■ **THE INPUT**:
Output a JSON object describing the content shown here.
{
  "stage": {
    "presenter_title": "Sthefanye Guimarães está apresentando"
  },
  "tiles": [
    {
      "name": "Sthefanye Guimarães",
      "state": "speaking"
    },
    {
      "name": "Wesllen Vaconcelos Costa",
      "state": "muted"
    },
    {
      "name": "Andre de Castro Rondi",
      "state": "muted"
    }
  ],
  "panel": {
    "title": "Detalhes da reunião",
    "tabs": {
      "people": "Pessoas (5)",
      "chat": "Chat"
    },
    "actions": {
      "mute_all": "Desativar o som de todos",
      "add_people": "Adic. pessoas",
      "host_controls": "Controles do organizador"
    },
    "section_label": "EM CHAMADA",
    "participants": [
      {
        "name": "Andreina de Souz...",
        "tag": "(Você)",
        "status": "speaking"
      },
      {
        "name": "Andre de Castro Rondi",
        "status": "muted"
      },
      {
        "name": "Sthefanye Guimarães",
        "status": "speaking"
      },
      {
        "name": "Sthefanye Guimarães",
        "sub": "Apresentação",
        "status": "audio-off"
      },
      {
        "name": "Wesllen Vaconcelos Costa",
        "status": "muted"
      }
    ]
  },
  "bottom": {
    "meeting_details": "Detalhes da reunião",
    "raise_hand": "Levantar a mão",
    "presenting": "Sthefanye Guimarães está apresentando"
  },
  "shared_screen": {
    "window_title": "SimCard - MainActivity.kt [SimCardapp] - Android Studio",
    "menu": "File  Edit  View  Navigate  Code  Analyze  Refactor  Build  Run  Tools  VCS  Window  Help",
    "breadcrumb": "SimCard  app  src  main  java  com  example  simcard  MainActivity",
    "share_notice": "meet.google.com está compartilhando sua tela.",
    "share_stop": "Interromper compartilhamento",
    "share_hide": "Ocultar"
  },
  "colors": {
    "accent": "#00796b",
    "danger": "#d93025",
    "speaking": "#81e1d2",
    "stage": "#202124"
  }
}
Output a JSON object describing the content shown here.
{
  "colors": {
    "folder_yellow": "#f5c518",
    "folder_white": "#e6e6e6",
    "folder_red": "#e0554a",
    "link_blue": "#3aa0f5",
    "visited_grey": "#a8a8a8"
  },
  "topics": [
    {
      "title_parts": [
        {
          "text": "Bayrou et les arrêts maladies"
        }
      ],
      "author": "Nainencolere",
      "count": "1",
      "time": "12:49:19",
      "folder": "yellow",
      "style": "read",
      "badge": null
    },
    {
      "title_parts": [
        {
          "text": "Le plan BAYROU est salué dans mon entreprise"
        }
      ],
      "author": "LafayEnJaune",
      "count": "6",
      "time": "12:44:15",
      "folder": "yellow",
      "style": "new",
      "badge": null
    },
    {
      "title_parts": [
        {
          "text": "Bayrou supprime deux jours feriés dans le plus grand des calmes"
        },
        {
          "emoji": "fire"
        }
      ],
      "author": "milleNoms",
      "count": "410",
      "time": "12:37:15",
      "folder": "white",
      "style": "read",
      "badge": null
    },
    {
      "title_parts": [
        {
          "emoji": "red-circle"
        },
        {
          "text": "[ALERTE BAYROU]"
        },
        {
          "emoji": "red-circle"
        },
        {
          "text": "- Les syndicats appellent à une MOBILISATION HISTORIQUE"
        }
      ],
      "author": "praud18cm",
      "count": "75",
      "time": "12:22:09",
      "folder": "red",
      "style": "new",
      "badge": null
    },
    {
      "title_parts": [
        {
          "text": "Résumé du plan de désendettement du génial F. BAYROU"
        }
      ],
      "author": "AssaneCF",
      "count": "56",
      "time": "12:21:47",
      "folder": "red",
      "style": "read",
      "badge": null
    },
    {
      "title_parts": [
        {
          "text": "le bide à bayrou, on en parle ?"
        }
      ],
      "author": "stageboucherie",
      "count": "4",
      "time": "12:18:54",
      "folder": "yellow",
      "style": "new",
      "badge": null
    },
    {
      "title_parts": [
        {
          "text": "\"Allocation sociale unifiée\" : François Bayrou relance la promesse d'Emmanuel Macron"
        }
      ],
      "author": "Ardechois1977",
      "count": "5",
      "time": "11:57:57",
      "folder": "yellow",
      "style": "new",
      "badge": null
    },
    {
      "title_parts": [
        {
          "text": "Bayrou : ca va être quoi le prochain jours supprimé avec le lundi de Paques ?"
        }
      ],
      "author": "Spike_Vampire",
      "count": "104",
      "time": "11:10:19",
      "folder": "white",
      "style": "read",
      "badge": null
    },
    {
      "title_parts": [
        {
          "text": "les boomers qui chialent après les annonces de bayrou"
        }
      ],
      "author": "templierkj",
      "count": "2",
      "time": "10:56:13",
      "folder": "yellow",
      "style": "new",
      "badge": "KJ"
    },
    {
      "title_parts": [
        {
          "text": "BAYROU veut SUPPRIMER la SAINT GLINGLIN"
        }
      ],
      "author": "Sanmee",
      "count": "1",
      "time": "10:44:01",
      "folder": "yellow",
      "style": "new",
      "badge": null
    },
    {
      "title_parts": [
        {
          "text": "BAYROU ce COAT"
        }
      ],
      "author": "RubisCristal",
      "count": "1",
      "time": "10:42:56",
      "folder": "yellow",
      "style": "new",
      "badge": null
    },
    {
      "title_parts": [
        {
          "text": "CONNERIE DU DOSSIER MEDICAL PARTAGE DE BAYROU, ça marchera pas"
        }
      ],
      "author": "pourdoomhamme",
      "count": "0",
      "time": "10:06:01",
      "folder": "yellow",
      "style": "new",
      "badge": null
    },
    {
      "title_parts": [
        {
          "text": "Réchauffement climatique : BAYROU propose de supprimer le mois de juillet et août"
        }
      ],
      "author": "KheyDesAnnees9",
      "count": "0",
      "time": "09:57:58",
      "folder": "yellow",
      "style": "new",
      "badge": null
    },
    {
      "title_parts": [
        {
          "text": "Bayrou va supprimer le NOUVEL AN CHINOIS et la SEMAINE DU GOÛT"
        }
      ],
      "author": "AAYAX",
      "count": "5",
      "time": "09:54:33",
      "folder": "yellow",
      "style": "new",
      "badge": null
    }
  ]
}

■ **OBJECTIVE**: Copy out the data shown above without altering anything.

■ **TASK SOLUTION**:
Output a JSON object describing the content shown here.
{
  "stage": {
    "presenter_title": "Sthefanye Guimarães está apresentando"
  },
  "tiles": [
    {
      "name": "Sthefanye Guimarães",
      "state": "speaking"
    },
    {
      "name": "Wesllen Vaconcelos Costa",
      "state": "muted"
    },
    {
      "name": "Andre de Castro Rondi",
      "state": "muted"
    }
  ],
  "panel": {
    "title": "Detalhes da reunião",
    "tabs": {
      "people": "Pessoas (5)",
      "chat": "Chat"
    },
    "actions": {
      "mute_all": "Desativar o som de todos",
      "add_people": "Adic. pessoas",
      "host_controls": "Controles do organizador"
    },
    "section_label": "EM CHAMADA",
    "participants": [
      {
        "name": "Andreina de Souz...",
        "tag": "(Você)",
        "status": "speaking"
      },
      {
        "name": "Andre de Castro Rondi",
        "status": "muted"
      },
      {
        "name": "Sthefanye Guimarães",
        "status": "speaking"
      },
      {
        "name": "Sthefanye Guimarães",
        "sub": "Apresentação",
        "status": "audio-off"
      },
      {
        "name": "Wesllen Vaconcelos Costa",
        "status": "muted"
      }
    ]
  },
  "bottom": {
    "meeting_details": "Detalhes da reunião",
    "raise_hand": "Levantar a mão",
    "presenting": "Sthefanye Guimarães está apresentando"
  },
  "shared_screen": {
    "window_title": "SimCard - MainActivity.kt [SimCardapp] - Android Studio",
    "menu": "File  Edit  View  Navigate  Code  Analyze  Refactor  Build  Run  Tools  VCS  Window  Help",
    "breadcrumb": "SimCard  app  src  main  java  com  example  simcard  MainActivity",
    "share_notice": "meet.google.com está compartilhando sua tela.",
    "share_stop": "Interromper compartilhamento",
    "share_hide": "Ocultar"
  },
  "colors": {
    "accent": "#00796b",
    "danger": "#d93025",
    "speaking": "#81e1d2",
    "stage": "#202124"
  }
}
Output a JSON object describing the content shown here.
{
  "colors": {
    "folder_yellow": "#f5c518",
    "folder_white": "#e6e6e6",
    "folder_red": "#e0554a",
    "link_blue": "#3aa0f5",
    "visited_grey": "#a8a8a8"
  },
  "topics": [
    {
      "title_parts": [
        {
          "text": "Bayrou et les arrêts maladies"
        }
      ],
      "author": "Nainencolere",
      "count": "1",
      "time": "12:49:19",
      "folder": "yellow",
      "style": "read",
      "badge": null
    },
    {
      "title_parts": [
        {
          "text": "Le plan BAYROU est salué dans mon entreprise"
        }
      ],
      "author": "LafayEnJaune",
      "count": "6",
      "time": "12:44:15",
      "folder": "yellow",
      "style": "new",
      "badge": null
    },
    {
      "title_parts": [
        {
          "text": "Bayrou supprime deux jours feriés dans le plus grand des calmes"
        },
        {
          "emoji": "fire"
        }
      ],
      "author": "milleNoms",
      "count": "410",
      "time": "12:37:15",
      "folder": "white",
      "style": "read",
      "badge": null
    },
    {
      "title_parts": [
        {
          "emoji": "red-circle"
        },
        {
          "text": "[ALERTE BAYROU]"
        },
        {
          "emoji": "red-circle"
        },
        {
          "text": "- Les syndicats appellent à une MOBILISATION HISTORIQUE"
        }
      ],
      "author": "praud18cm",
      "count": "75",
      "time": "12:22:09",
      "folder": "red",
      "style": "new",
      "badge": null
    },
    {
      "title_parts": [
        {
          "text": "Résumé du plan de désendettement du génial F. BAYROU"
        }
      ],
      "author": "AssaneCF",
      "count": "56",
      "time": "12:21:47",
      "folder": "red",
      "style": "read",
      "badge": null
    },
    {
      "title_parts": [
        {
          "text": "le bide à bayrou, on en parle ?"
        }
      ],
      "author": "stageboucherie",
      "count": "4",
      "time": "12:18:54",
      "folder": "yellow",
      "style": "new",
      "badge": null
    },
    {
      "title_parts": [
        {
          "text": "\"Allocation sociale unifiée\" : François Bayrou relance la promesse d'Emmanuel Macron"
        }
      ],
      "author": "Ardechois1977",
      "count": "5",
      "time": "11:57:57",
      "folder": "yellow",
      "style": "new",
      "badge": null
    },
    {
      "title_parts": [
        {
          "text": "Bayrou : ca va être quoi le prochain jours supprimé avec le lundi de Paques ?"
        }
      ],
      "author": "Spike_Vampire",
      "count": "104",
      "time": "11:10:19",
      "folder": "white",
      "style": "read",
      "badge": null
    },
    {
      "title_parts": [
        {
          "text": "les boomers qui chialent après les annonces de bayrou"
        }
      ],
      "author": "templierkj",
      "count": "2",
      "time": "10:56:13",
      "folder": "yellow",
      "style": "new",
      "badge": "KJ"
    },
    {
      "title_parts": [
        {
          "text": "BAYROU veut SUPPRIMER la SAINT GLINGLIN"
        }
      ],
      "author": "Sanmee",
      "count": "1",
      "time": "10:44:01",
      "folder": "yellow",
      "style": "new",
      "badge": null
    },
    {
      "title_parts": [
        {
          "text": "BAYROU ce COAT"
        }
      ],
      "author": "RubisCristal",
      "count": "1",
      "time": "10:42:56",
      "folder": "yellow",
      "style": "new",
      "badge": null
    },
    {
      "title_parts": [
        {
          "text": "CONNERIE DU DOSSIER MEDICAL PARTAGE DE BAYROU, ça marchera pas"
        }
      ],
      "author": "pourdoomhamme",
      "count": "0",
      "time": "10:06:01",
      "folder": "yellow",
      "style": "new",
      "badge": null
    },
    {
      "title_parts": [
        {
          "text": "Réchauffement climatique : BAYROU propose de supprimer le mois de juillet et août"
        }
      ],
      "author": "KheyDesAnnees9",
      "count": "0",
      "time": "09:57:58",
      "folder": "yellow",
      "style": "new",
      "badge": null
    },
    {
      "title_parts": [
        {
          "text": "Bayrou va supprimer le NOUVEL AN CHINOIS et la SEMAINE DU GOÛT"
        }
      ],
      "author": "AAYAX",
      "count": "5",
      "time": "09:54:33",
      "folder": "yellow",
      "style": "new",
      "badge": null
    }
  ]
}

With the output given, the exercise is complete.